▸ EXERCISE BRIEF
All entries should be output exactly as they stand.

▸ Dataset records
┄┄┄┄┄┄
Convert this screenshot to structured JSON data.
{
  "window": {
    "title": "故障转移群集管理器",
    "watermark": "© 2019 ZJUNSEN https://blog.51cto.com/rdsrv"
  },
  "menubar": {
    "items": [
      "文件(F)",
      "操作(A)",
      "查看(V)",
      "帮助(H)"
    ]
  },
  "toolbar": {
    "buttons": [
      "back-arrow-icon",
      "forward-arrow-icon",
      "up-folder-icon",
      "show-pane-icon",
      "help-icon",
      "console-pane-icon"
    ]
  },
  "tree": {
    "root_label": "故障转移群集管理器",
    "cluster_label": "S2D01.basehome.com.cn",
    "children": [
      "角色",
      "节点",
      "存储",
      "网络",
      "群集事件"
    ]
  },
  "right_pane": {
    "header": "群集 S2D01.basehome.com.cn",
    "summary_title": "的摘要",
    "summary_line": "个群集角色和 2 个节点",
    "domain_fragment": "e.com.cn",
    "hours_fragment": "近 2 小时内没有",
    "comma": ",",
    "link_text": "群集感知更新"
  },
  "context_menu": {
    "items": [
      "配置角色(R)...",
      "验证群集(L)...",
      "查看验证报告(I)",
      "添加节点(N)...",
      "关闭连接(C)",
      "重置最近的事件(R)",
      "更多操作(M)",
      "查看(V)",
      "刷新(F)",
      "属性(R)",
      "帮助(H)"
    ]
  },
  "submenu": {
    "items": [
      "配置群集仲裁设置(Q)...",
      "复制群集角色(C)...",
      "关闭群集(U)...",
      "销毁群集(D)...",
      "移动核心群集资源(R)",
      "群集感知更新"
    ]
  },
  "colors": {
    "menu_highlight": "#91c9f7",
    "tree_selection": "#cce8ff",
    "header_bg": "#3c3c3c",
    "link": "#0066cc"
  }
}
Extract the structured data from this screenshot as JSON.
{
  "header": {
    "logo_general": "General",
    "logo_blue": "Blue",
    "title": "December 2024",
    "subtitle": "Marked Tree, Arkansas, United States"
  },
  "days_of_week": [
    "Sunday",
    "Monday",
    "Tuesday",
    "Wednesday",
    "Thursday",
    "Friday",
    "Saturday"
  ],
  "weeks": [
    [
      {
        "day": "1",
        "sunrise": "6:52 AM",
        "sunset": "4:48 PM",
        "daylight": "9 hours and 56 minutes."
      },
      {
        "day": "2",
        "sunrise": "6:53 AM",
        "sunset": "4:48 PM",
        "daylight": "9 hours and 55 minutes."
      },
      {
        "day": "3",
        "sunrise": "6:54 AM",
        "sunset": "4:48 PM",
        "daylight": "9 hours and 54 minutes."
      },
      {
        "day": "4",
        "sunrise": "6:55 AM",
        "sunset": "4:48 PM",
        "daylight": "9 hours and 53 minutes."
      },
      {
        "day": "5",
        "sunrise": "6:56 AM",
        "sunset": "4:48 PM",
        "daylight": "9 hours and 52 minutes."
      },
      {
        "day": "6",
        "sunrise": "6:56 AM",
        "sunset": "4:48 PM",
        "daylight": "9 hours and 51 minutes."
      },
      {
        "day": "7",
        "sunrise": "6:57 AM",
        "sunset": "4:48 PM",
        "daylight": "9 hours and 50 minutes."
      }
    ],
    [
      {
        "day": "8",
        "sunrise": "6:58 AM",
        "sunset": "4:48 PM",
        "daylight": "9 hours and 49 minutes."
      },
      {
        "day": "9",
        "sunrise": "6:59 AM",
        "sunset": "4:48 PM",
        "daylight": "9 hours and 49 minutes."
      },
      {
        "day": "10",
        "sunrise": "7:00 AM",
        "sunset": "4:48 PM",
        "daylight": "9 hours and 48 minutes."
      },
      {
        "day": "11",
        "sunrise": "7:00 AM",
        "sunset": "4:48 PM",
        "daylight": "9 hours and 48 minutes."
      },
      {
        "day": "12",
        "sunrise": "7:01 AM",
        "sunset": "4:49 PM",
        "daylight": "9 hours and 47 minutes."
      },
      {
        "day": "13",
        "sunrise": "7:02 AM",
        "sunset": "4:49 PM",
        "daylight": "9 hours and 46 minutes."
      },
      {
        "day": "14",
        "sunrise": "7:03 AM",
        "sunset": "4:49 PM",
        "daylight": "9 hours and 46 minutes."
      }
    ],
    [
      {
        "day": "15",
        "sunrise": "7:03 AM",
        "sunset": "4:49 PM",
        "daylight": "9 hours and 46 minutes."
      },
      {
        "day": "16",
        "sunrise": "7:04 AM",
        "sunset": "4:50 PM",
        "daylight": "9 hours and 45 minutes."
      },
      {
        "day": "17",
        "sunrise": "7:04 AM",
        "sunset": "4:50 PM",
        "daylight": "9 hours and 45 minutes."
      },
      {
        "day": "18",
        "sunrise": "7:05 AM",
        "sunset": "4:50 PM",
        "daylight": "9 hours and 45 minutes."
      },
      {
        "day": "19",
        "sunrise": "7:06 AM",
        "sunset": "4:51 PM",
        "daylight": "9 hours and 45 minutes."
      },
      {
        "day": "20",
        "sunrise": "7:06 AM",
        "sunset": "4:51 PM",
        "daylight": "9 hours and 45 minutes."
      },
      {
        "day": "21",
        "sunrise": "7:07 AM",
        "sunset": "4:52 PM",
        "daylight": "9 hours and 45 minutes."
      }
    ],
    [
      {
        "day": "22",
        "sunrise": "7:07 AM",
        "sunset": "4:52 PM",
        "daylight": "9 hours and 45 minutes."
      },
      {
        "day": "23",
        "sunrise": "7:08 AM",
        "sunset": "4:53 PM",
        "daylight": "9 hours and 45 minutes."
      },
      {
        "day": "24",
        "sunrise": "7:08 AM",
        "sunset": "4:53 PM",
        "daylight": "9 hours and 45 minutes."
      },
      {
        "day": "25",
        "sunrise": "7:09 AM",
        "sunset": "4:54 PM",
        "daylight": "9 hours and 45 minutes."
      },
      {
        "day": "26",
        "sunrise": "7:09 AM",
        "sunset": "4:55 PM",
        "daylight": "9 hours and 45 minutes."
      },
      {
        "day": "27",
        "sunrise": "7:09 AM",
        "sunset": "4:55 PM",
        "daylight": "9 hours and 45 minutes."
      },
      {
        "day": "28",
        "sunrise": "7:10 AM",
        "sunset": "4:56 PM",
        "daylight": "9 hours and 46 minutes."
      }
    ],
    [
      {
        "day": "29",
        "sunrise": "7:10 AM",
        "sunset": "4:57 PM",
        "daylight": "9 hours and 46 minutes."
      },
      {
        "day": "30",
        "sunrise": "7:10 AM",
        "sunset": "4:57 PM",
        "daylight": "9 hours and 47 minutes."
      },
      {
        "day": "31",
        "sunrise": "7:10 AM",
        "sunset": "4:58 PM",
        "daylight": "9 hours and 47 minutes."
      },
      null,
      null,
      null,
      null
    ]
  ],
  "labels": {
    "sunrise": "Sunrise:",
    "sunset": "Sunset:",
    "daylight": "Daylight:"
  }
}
┄┄┄┄┄┄
▸ OUTPUT OF THE TASK
Convert this screenshot to structured JSON data.
{
  "window": {
    "title": "故障转移群集管理器",
    "watermark": "© 2019 ZJUNSEN https://blog.51cto.com/rdsrv"
  },
  "menubar": {
    "items": [
      "文件(F)",
      "操作(A)",
      "查看(V)",
      "帮助(H)"
    ]
  },
  "toolbar": {
    "buttons": [
      "back-arrow-icon",
      "forward-arrow-icon",
      "up-folder-icon",
      "show-pane-icon",
      "help-icon",
      "console-pane-icon"
    ]
  },
  "tree": {
    "root_label": "故障转移群集管理器",
    "cluster_label": "S2D01.basehome.com.cn",
    "children": [
      "角色",
      "节点",
      "存储",
      "网络",
      "群集事件"
    ]
  },
  "right_pane": {
    "header": "群集 S2D01.basehome.com.cn",
    "summary_title": "的摘要",
    "summary_line": "个群集角色和 2 个节点",
    "domain_fragment": "e.com.cn",
    "hours_fragment": "近 2 小时内没有",
    "comma": ",",
    "link_text": "群集感知更新"
  },
  "context_menu": {
    "items": [
      "配置角色(R)...",
      "验证群集(L)...",
      "查看验证报告(I)",
      "添加节点(N)...",
      "关闭连接(C)",
      "重置最近的事件(R)",
      "更多操作(M)",
      "查看(V)",
      "刷新(F)",
      "属性(R)",
      "帮助(H)"
    ]
  },
  "submenu": {
    "items": [
      "配置群集仲裁设置(Q)...",
      "复制群集角色(C)...",
      "关闭群集(U)...",
      "销毁群集(D)...",
      "移动核心群集资源(R)",
      "群集感知更新"
    ]
  },
  "colors": {
    "menu_highlight": "#91c9f7",
    "tree_selection": "#cce8ff",
    "header_bg": "#3c3c3c",
    "link": "#0066cc"
  }
}
Extract the structured data from this screenshot as JSON.
{
  "header": {
    "logo_general": "General",
    "logo_blue": "Blue",
    "title": "December 2024",
    "subtitle": "Marked Tree, Arkansas, United States"
  },
  "days_of_week": [
    "Sunday",
    "Monday",
    "Tuesday",
    "Wednesday",
    "Thursday",
    "Friday",
    "Saturday"
  ],
  "weeks": [
    [
      {
        "day": "1",
        "sunrise": "6:52 AM",
        "sunset": "4:48 PM",
        "daylight": "9 hours and 56 minutes."
      },
      {
        "day": "2",
        "sunrise": "6:53 AM",
        "sunset": "4:48 PM",
        "daylight": "9 hours and 55 minutes."
      },
      {
        "day": "3",
        "sunrise": "6:54 AM",
        "sunset": "4:48 PM",
        "daylight": "9 hours and 54 minutes."
      },
      {
        "day": "4",
        "sunrise": "6:55 AM",
        "sunset": "4:48 PM",
        "daylight": "9 hours and 53 minutes."
      },
      {
        "day": "5",
        "sunrise": "6:56 AM",
        "sunset": "4:48 PM",
        "daylight": "9 hours and 52 minutes."
      },
      {
        "day": "6",
        "sunrise": "6:56 AM",
        "sunset": "4:48 PM",
        "daylight": "9 hours and 51 minutes."
      },
      {
        "day": "7",
        "sunrise": "6:57 AM",
        "sunset": "4:48 PM",
        "daylight": "9 hours and 50 minutes."
      }
    ],
    [
      {
        "day": "8",
        "sunrise": "6:58 AM",
        "sunset": "4:48 PM",
        "daylight": "9 hours and 49 minutes."
      },
      {
        "day": "9",
        "sunrise": "6:59 AM",
        "sunset": "4:48 PM",
        "daylight": "9 hours and 49 minutes."
      },
      {
        "day": "10",
        "sunrise": "7:00 AM",
        "sunset": "4:48 PM",
        "daylight": "9 hours and 48 minutes."
      },
      {
        "day": "11",
        "sunrise": "7:00 AM",
        "sunset": "4:48 PM",
        "daylight": "9 hours and 48 minutes."
      },
      {
        "day": "12",
        "sunrise": "7:01 AM",
        "sunset": "4:49 PM",
        "daylight": "9 hours and 47 minutes."
      },
      {
        "day": "13",
        "sunrise": "7:02 AM",
        "sunset": "4:49 PM",
        "daylight": "9 hours and 46 minutes."
      },
      {
        "day": "14",
        "sunrise": "7:03 AM",
        "sunset": "4:49 PM",
        "daylight": "9 hours and 46 minutes."
      }
    ],
    [
      {
        "day": "15",
        "sunrise": "7:03 AM",
        "sunset": "4:49 PM",
        "daylight": "9 hours and 46 minutes."
      },
      {
        "day": "16",
        "sunrise": "7:04 AM",
        "sunset": "4:50 PM",
        "daylight": "9 hours and 45 minutes."
      },
      {
        "day": "17",
        "sunrise": "7:04 AM",
        "sunset": "4:50 PM",
        "daylight": "9 hours and 45 minutes."
      },
      {
        "day": "18",
        "sunrise": "7:05 AM",
        "sunset": "4:50 PM",
        "daylight": "9 hours and 45 minutes."
      },
      {
        "day": "19",
        "sunrise": "7:06 AM",
        "sunset": "4:51 PM",
        "daylight": "9 hours and 45 minutes."
      },
      {
        "day": "20",
        "sunrise": "7:06 AM",
        "sunset": "4:51 PM",
        "daylight": "9 hours and 45 minutes."
      },
      {
        "day": "21",
        "sunrise": "7:07 AM",
        "sunset": "4:52 PM",
        "daylight": "9 hours and 45 minutes."
      }
    ],
    [
      {
        "day": "22",
        "sunrise": "7:07 AM",
        "sunset": "4:52 PM",
        "daylight": "9 hours and 45 minutes."
      },
      {
        "day": "23",
        "sunrise": "7:08 AM",
        "sunset": "4:53 PM",
        "daylight": "9 hours and 45 minutes."
      },
      {
        "day": "24",
        "sunrise": "7:08 AM",
        "sunset": "4:53 PM",
        "daylight": "9 hours and 45 minutes."
      },
      {
        "day": "25",
        "sunrise": "7:09 AM",
        "sunset": "4:54 PM",
        "daylight": "9 hours and 45 minutes."
      },
      {
        "day": "26",
        "sunrise": "7:09 AM",
        "sunset": "4:55 PM",
        "daylight": "9 hours and 45 minutes."
      },
      {
        "day": "27",
        "sunrise": "7:09 AM",
        "sunset": "4:55 PM",
        "daylight": "9 hours and 45 minutes."
      },
      {
        "day": "28",
        "sunrise": "7:10 AM",
        "sunset": "4:56 PM",
        "daylight": "9 hours and 46 minutes."
      }
    ],
    [
      {
        "day": "29",
        "sunrise": "7:10 AM",
        "sunset": "4:57 PM",
        "daylight": "9 hours and 46 minutes."
      },
      {
        "day": "30",
        "sunrise": "7:10 AM",
        "sunset": "4:57 PM",
        "daylight": "9 hours and 47 minutes."
      },
      {
        "day": "31",
        "sunrise": "7:10 AM",
        "sunset": "4:58 PM",
        "daylight": "9 hours and 47 minutes."
      },
      null,
      null,
      null,
      null
    ]
  ],
  "labels": {
    "sunrise": "Sunrise:",
    "sunset": "Sunset:",
    "daylight": "Daylight:"
  }
}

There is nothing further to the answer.